From the entries below, please gather each line containing the string "procédé".

####################

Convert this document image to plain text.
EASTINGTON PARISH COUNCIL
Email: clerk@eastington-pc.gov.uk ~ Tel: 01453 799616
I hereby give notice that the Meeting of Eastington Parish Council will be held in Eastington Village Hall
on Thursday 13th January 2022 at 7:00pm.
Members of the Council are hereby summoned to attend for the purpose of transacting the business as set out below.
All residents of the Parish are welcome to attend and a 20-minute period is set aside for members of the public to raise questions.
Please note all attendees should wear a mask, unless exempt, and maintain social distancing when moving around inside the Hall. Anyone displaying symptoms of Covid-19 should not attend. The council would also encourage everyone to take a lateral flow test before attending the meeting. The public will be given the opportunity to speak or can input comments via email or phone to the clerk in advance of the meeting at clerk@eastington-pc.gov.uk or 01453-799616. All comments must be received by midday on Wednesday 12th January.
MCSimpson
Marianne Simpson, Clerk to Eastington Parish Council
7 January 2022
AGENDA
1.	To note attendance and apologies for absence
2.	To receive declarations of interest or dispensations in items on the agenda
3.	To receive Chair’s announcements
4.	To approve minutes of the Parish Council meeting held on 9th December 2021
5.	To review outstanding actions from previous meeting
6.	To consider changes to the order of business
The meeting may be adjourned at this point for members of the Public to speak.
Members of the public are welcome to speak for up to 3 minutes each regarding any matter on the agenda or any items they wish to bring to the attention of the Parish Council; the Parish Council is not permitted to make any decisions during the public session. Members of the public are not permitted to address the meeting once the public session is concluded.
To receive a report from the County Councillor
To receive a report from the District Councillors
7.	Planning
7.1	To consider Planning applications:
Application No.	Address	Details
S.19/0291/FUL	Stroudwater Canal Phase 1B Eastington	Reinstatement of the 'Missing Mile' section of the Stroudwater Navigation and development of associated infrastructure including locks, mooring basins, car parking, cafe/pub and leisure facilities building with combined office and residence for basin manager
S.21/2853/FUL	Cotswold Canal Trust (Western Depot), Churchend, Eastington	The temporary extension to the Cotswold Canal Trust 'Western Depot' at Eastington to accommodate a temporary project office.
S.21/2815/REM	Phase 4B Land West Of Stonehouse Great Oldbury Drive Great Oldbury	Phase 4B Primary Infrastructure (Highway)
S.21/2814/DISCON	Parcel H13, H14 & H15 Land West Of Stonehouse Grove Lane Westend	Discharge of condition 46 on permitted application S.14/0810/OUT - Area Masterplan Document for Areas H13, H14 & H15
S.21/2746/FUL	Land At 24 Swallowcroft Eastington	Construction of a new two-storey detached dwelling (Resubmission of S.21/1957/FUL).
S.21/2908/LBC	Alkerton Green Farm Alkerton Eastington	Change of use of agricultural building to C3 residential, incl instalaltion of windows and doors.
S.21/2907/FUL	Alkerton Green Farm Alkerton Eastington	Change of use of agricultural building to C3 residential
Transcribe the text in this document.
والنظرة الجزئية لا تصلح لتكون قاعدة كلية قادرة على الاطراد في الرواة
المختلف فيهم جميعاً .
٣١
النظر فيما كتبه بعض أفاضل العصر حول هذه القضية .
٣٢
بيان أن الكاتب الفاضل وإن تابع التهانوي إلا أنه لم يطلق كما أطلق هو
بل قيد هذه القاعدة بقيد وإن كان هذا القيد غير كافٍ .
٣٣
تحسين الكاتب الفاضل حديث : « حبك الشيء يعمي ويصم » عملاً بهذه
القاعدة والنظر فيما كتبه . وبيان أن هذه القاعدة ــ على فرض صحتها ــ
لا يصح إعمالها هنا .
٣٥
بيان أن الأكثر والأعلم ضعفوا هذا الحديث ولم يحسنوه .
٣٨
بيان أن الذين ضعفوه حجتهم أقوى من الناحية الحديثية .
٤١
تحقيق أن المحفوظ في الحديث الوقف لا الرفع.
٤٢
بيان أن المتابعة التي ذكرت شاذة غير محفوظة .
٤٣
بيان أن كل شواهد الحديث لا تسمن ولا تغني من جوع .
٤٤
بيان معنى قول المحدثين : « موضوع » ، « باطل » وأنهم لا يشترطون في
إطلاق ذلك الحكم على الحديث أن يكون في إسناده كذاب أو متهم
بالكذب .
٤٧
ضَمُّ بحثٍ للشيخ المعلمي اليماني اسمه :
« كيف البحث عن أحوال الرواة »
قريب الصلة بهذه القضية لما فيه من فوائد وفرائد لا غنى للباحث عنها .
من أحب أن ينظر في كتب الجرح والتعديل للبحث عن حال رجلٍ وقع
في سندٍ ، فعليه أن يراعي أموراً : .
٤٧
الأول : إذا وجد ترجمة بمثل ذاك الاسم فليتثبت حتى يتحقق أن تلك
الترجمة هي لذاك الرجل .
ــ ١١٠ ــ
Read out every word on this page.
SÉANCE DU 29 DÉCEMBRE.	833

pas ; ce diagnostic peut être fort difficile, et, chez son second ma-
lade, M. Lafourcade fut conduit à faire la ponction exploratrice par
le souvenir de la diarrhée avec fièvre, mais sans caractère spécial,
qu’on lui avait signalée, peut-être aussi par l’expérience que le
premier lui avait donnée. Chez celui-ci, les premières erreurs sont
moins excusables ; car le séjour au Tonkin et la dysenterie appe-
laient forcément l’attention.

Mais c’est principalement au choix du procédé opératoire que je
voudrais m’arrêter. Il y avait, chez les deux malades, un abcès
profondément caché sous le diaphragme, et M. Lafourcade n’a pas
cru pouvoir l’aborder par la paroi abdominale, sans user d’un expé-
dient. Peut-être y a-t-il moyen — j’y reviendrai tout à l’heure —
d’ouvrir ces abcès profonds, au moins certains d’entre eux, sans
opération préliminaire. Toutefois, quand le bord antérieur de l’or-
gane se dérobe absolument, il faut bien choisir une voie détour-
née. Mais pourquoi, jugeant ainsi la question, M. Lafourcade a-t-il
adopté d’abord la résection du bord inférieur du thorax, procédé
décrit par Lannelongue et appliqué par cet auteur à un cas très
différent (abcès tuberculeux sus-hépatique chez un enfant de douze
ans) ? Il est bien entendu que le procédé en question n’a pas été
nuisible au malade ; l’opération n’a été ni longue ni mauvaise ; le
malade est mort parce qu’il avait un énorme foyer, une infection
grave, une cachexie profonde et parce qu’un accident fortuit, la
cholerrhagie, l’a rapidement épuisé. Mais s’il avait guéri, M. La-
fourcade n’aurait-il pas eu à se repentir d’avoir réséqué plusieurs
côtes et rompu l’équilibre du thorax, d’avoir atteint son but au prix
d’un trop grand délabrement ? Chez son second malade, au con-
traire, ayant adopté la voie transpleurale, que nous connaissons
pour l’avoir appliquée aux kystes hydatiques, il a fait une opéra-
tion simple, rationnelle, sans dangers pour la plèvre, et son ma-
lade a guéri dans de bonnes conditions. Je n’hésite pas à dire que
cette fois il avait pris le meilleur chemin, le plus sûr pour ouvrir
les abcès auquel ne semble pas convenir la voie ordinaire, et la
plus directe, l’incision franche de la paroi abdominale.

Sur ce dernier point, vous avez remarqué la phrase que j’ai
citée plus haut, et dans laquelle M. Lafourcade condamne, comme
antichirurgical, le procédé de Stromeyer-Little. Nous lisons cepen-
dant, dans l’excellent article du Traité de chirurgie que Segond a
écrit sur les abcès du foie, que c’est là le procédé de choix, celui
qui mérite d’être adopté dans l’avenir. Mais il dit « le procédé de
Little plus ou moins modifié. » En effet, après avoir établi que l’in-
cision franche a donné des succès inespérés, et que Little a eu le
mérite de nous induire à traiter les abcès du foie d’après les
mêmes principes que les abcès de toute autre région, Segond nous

####################

» **Answer for this exercise**
Mais c’est principalement au choix du procédé opératoire que je
adopté d’abord la résection du bord inférieur du thorax, procédé
ans) ? Il est bien entendu que le procédé en question n’a pas été
antichirurgical, le procédé de Stromeyer-Little. Nous lisons cepen-
écrit sur les abcès du foie, que c’est là le procédé de choix, celui
qui mérite d’être adopté dans l’avenir. Mais il dit « le procédé de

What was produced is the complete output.